▸ EXERCISE REQUIREMENTS
Retype all of the entries word for word.

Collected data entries
..............................

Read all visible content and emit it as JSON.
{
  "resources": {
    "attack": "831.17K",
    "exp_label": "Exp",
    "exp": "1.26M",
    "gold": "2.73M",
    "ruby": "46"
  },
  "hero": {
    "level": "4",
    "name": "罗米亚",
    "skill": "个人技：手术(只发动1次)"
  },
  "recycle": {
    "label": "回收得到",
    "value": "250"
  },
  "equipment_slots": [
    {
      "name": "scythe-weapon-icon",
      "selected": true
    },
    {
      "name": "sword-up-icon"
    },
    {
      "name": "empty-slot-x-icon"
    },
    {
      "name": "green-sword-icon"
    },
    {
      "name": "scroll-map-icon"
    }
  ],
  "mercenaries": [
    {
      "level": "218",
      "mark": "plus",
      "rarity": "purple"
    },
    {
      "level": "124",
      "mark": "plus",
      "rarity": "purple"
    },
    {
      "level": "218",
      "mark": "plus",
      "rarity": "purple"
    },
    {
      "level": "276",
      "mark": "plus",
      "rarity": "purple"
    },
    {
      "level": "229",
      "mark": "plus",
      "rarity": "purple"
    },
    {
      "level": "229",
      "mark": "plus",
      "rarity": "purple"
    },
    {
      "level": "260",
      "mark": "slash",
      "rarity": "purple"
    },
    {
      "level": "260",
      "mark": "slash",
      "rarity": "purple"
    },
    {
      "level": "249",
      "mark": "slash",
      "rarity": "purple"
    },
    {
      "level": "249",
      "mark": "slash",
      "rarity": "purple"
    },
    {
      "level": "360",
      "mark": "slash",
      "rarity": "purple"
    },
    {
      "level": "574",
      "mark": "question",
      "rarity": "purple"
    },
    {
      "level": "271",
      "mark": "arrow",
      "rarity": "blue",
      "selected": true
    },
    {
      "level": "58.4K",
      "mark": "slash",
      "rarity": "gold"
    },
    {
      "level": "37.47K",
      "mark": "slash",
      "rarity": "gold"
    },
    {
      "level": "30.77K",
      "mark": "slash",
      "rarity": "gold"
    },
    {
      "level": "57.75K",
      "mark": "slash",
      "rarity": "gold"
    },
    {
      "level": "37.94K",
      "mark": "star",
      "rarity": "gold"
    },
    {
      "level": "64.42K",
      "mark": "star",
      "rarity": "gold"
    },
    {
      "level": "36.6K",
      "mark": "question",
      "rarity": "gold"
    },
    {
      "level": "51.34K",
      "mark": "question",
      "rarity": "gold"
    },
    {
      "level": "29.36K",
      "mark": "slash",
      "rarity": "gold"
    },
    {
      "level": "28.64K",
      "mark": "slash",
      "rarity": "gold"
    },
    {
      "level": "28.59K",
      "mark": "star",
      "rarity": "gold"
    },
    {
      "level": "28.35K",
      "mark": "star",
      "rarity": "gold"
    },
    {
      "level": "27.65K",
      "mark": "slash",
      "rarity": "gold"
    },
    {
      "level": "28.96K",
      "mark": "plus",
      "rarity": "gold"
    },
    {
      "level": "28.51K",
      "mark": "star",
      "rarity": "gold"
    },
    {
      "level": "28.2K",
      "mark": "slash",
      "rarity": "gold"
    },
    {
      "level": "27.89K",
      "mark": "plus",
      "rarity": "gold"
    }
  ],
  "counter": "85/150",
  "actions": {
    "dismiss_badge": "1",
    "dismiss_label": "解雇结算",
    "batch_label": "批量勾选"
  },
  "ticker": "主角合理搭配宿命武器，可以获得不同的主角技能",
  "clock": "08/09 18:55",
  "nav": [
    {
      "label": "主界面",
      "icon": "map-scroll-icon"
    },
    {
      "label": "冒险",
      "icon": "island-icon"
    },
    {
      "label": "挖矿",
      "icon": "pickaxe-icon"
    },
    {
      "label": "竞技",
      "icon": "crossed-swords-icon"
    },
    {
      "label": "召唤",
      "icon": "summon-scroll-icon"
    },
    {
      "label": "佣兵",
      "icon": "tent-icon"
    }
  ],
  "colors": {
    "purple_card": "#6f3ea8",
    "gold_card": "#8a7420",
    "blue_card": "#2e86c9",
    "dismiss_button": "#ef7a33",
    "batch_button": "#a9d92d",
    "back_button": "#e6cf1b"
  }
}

..............................

▸ EXPECTED ANSWER
Read all visible content and emit it as JSON.
{
  "resources": {
    "attack": "831.17K",
    "exp_label": "Exp",
    "exp": "1.26M",
    "gold": "2.73M",
    "ruby": "46"
  },
  "hero": {
    "level": "4",
    "name": "罗米亚",
    "skill": "个人技：手术(只发动1次)"
  },
  "recycle": {
    "label": "回收得到",
    "value": "250"
  },
  "equipment_slots": [
    {
      "name": "scythe-weapon-icon",
      "selected": true
    },
    {
      "name": "sword-up-icon"
    },
    {
      "name": "empty-slot-x-icon"
    },
    {
      "name": "green-sword-icon"
    },
    {
      "name": "scroll-map-icon"
    }
  ],
  "mercenaries": [
    {
      "level": "218",
      "mark": "plus",
      "rarity": "purple"
    },
    {
      "level": "124",
      "mark": "plus",
      "rarity": "purple"
    },
    {
      "level": "218",
      "mark": "plus",
      "rarity": "purple"
    },
    {
      "level": "276",
      "mark": "plus",
      "rarity": "purple"
    },
    {
      "level": "229",
      "mark": "plus",
      "rarity": "purple"
    },
    {
      "level": "229",
      "mark": "plus",
      "rarity": "purple"
    },
    {
      "level": "260",
      "mark": "slash",
      "rarity": "purple"
    },
    {
      "level": "260",
      "mark": "slash",
      "rarity": "purple"
    },
    {
      "level": "249",
      "mark": "slash",
      "rarity": "purple"
    },
    {
      "level": "249",
      "mark": "slash",
      "rarity": "purple"
    },
    {
      "level": "360",
      "mark": "slash",
      "rarity": "purple"
    },
    {
      "level": "574",
      "mark": "question",
      "rarity": "purple"
    },
    {
      "level": "271",
      "mark": "arrow",
      "rarity": "blue",
      "selected": true
    },
    {
      "level": "58.4K",
      "mark": "slash",
      "rarity": "gold"
    },
    {
      "level": "37.47K",
      "mark": "slash",
      "rarity": "gold"
    },
    {
      "level": "30.77K",
      "mark": "slash",
      "rarity": "gold"
    },
    {
      "level": "57.75K",
      "mark": "slash",
      "rarity": "gold"
    },
    {
      "level": "37.94K",
      "mark": "star",
      "rarity": "gold"
    },
    {
      "level": "64.42K",
      "mark": "star",
      "rarity": "gold"
    },
    {
      "level": "36.6K",
      "mark": "question",
      "rarity": "gold"
    },
    {
      "level": "51.34K",
      "mark": "question",
      "rarity": "gold"
    },
    {
      "level": "29.36K",
      "mark": "slash",
      "rarity": "gold"
    },
    {
      "level": "28.64K",
      "mark": "slash",
      "rarity": "gold"
    },
    {
      "level": "28.59K",
      "mark": "star",
      "rarity": "gold"
    },
    {
      "level": "28.35K",
      "mark": "star",
      "rarity": "gold"
    },
    {
      "level": "27.65K",
      "mark": "slash",
      "rarity": "gold"
    },
    {
      "level": "28.96K",
      "mark": "plus",
      "rarity": "gold"
    },
    {
      "level": "28.51K",
      "mark": "star",
      "rarity": "gold"
    },
    {
      "level": "28.2K",
      "mark": "slash",
      "rarity": "gold"
    },
    {
      "level": "27.89K",
      "mark": "plus",
      "rarity": "gold"
    }
  ],
  "counter": "85/150",
  "actions": {
    "dismiss_badge": "1",
    "dismiss_label": "解雇结算",
    "batch_label": "批量勾选"
  },
  "ticker": "主角合理搭配宿命武器，可以获得不同的主角技能",
  "clock": "08/09 18:55",
  "nav": [
    {
      "label": "主界面",
      "icon": "map-scroll-icon"
    },
    {
      "label": "冒险",
      "icon": "island-icon"
    },
    {
      "label": "挖矿",
      "icon": "pickaxe-icon"
    },
    {
      "label": "竞技",
      "icon": "crossed-swords-icon"
    },
    {
      "label": "召唤",
      "icon": "summon-scroll-icon"
    },
    {
      "label": "佣兵",
      "icon": "tent-icon"
    }
  ],
  "colors": {
    "purple_card": "#6f3ea8",
    "gold_card": "#8a7420",
    "blue_card": "#2e86c9",
    "dismiss_button": "#ef7a33",
    "batch_button": "#a9d92d",
    "back_button": "#e6cf1b"
  }
}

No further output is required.